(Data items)
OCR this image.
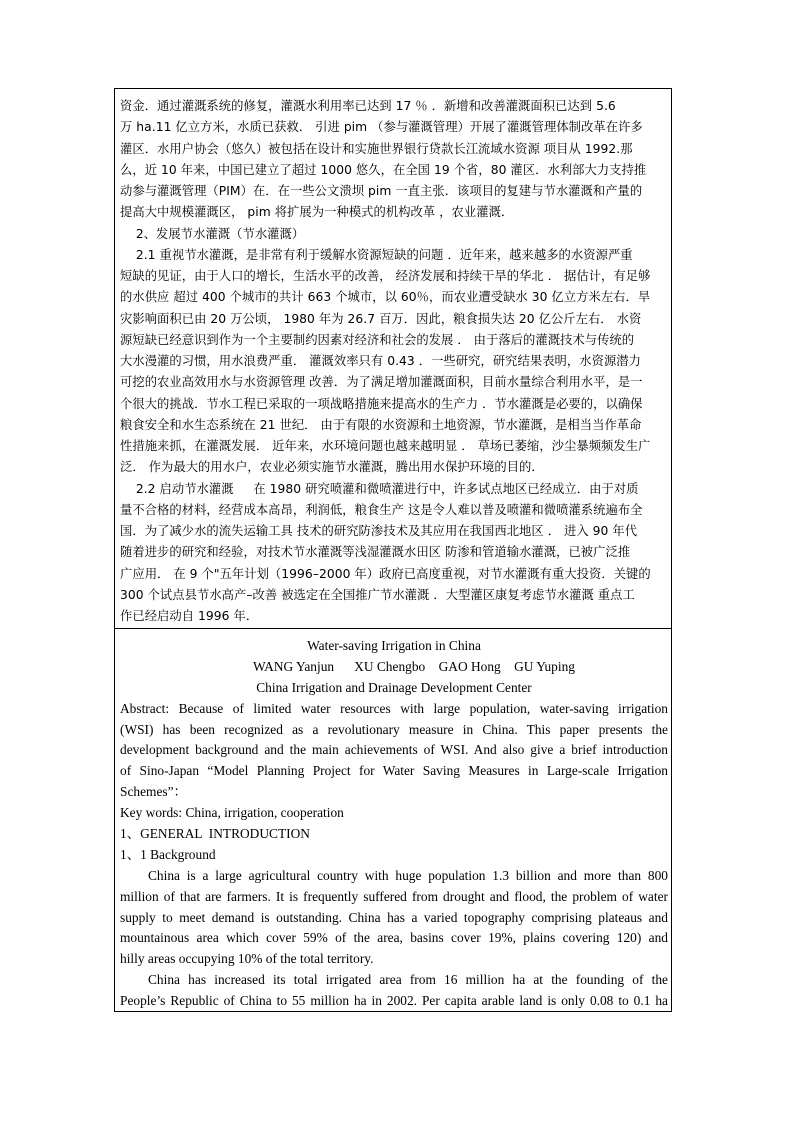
资金．通过灌溉系统的修复，灌溉水利用率已达到 17 ％ ．新增和改善灌溉面积已达到 5.6
万 ha.11 亿立方米，水质已获救． 引进 pim （参与灌溉管理）开展了灌溉管理体制改革在许多
灌区．水用户协会（悠久）被包括在设计和实施世界银行贷款长江流域水资源 项目从 1992.那
么，近 10 年来，中国已建立了超过 1000 悠久，在全国 19 个省，80 灌区．水利部大力支持推
动参与灌溉管理（PIM）在．在一些公文溃坝 pim 一直主张．该项目的复建与节水灌溉和产量的
提高大中规模灌溉区， pim 将扩展为一种模式的机构改革 ，农业灌溉．
2、发展节水灌溉（节水灌溉）
2.1 重视节水灌溉，是非常有利于缓解水资源短缺的问题 ．近年来，越来越多的水资源严重
短缺的见证，由于人口的增长，生活水平的改善， 经济发展和持续干旱的华北 ． 据估计，有足够
的水供应 超过 400 个城市的共计 663 个城市，以 60％，而农业遭受缺水 30 亿立方米左右．旱
灾影响面积已由 20 万公顷， 1980 年为 26.7 百万．因此，粮食损失达 20 亿公斤左右． 水资
源短缺已经意识到作为一个主要制约因素对经济和社会的发展 ． 由于落后的灌溉技术与传统的
大水漫灌的习惯，用水浪费严重． 灌溉效率只有 0.43 ．一些研究，研究结果表明，水资源潜力
可挖的农业高效用水与水资源管理 改善．为了满足增加灌溉面积，目前水量综合利用水平，是一
个很大的挑战．节水工程已采取的一项战略措施来提高水的生产力 ．节水灌溉是必要的，以确保
粮食安全和水生态系统在 21 世纪． 由于有限的水资源和土地资源，节水灌溉，是相当当作革命
性措施来抓，在灌溉发展． 近年来，水环境问题也越来越明显 ． 草场已萎缩，沙尘暴频频发生广
泛． 作为最大的用水户，农业必须实施节水灌溉，腾出用水保护环境的目的．
2.2 启动节水灌溉     在 1980 研究喷灌和微喷灌进行中，许多试点地区已经成立．由于对质
量不合格的材料，经营成本高昂，利润低，粮食生产 这是令人难以普及喷灌和微喷灌系统遍布全
国．为了减少水的流失运输工具 技术的研究防渗技术及其应用在我国西北地区 ． 进入 90 年代
随着进步的研究和经验，对技术节水灌溉等浅湿灌溉水田区 防渗和管道输水灌溉，已被广泛推
广应用． 在 9 个"五年计划（1996–2000 年）政府已高度重视，对节水灌溉有重大投资．关键的
300 个试点县节水高产–改善 被选定在全国推广节水灌溉 ．大型灌区康复考虑节水灌溉 重点工
作已经启动自 1996 年．
Water-saving Irrigation in China
WANG Yanjun      XU Chengbo    GAO Hong    GU Yuping
China Irrigation and Drainage Development Center
Abstract: Because of limited water resources with large population, water-saving irrigation
(WSI) has been recognized as a revolutionary measure in China. This paper presents the
development background and the main achievements of WSI. And also give a brief introduction
of Sino-Japan “Model Planning Project for Water Saving Measures in Large-scale Irrigation
Schemes”：
Key words: China, irrigation, cooperation
1、GENERAL  INTRODUCTION
1、1 Background
China is a large agricultural country with huge population 1.3 billion and more than 800
million of that are farmers. It is frequently suffered from drought and flood, the problem of water
supply to meet demand is outstanding. China has a varied topography comprising plateaus and
mountainous area which cover 59% of the area, basins cover 19%, plains covering 120) and
hilly areas occupying 10% of the total territory.
China has increased its total irrigated area from 16 million ha at the founding of the
People’s Republic of China to 55 million ha in 2002. Per capita arable land is only 0.08 to 0.1 ha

EXERCISE DESCRIPTION
Do not include images; quote all of the entries above exactly.

WORKED ANSWER
OCR this image.
资金．通过灌溉系统的修复，灌溉水利用率已达到 17 ％ ．新增和改善灌溉面积已达到 5.6
万 ha.11 亿立方米，水质已获救． 引进 pim （参与灌溉管理）开展了灌溉管理体制改革在许多
灌区．水用户协会（悠久）被包括在设计和实施世界银行贷款长江流域水资源 项目从 1992.那
么，近 10 年来，中国已建立了超过 1000 悠久，在全国 19 个省，80 灌区．水利部大力支持推
动参与灌溉管理（PIM）在．在一些公文溃坝 pim 一直主张．该项目的复建与节水灌溉和产量的
提高大中规模灌溉区， pim 将扩展为一种模式的机构改革 ，农业灌溉．
2、发展节水灌溉（节水灌溉）
2.1 重视节水灌溉，是非常有利于缓解水资源短缺的问题 ．近年来，越来越多的水资源严重
短缺的见证，由于人口的增长，生活水平的改善， 经济发展和持续干旱的华北 ． 据估计，有足够
的水供应 超过 400 个城市的共计 663 个城市，以 60％，而农业遭受缺水 30 亿立方米左右．旱
灾影响面积已由 20 万公顷， 1980 年为 26.7 百万．因此，粮食损失达 20 亿公斤左右． 水资
源短缺已经意识到作为一个主要制约因素对经济和社会的发展 ． 由于落后的灌溉技术与传统的
大水漫灌的习惯，用水浪费严重． 灌溉效率只有 0.43 ．一些研究，研究结果表明，水资源潜力
可挖的农业高效用水与水资源管理 改善．为了满足增加灌溉面积，目前水量综合利用水平，是一
个很大的挑战．节水工程已采取的一项战略措施来提高水的生产力 ．节水灌溉是必要的，以确保
粮食安全和水生态系统在 21 世纪． 由于有限的水资源和土地资源，节水灌溉，是相当当作革命
性措施来抓，在灌溉发展． 近年来，水环境问题也越来越明显 ． 草场已萎缩，沙尘暴频频发生广
泛． 作为最大的用水户，农业必须实施节水灌溉，腾出用水保护环境的目的．
2.2 启动节水灌溉     在 1980 研究喷灌和微喷灌进行中，许多试点地区已经成立．由于对质
量不合格的材料，经营成本高昂，利润低，粮食生产 这是令人难以普及喷灌和微喷灌系统遍布全
国．为了减少水的流失运输工具 技术的研究防渗技术及其应用在我国西北地区 ． 进入 90 年代
随着进步的研究和经验，对技术节水灌溉等浅湿灌溉水田区 防渗和管道输水灌溉，已被广泛推
广应用． 在 9 个"五年计划（1996–2000 年）政府已高度重视，对节水灌溉有重大投资．关键的
300 个试点县节水高产–改善 被选定在全国推广节水灌溉 ．大型灌区康复考虑节水灌溉 重点工
作已经启动自 1996 年．
Water-saving Irrigation in China
WANG Yanjun      XU Chengbo    GAO Hong    GU Yuping
China Irrigation and Drainage Development Center
Abstract: Because of limited water resources with large population, water-saving irrigation
(WSI) has been recognized as a revolutionary measure in China. This paper presents the
development background and the main achievements of WSI. And also give a brief introduction
of Sino-Japan “Model Planning Project for Water Saving Measures in Large-scale Irrigation
Schemes”：
Key words: China, irrigation, cooperation
1、GENERAL  INTRODUCTION
1、1 Background
China is a large agricultural country with huge population 1.3 billion and more than 800
million of that are farmers. It is frequently suffered from drought and flood, the problem of water
supply to meet demand is outstanding. China has a varied topography comprising plateaus and
mountainous area which cover 59% of the area, basins cover 19%, plains covering 120) and
hilly areas occupying 10% of the total territory.
China has increased its total irrigated area from 16 million ha at the founding of the
People’s Republic of China to 55 million ha in 2002. Per capita arable land is only 0.08 to 0.1 ha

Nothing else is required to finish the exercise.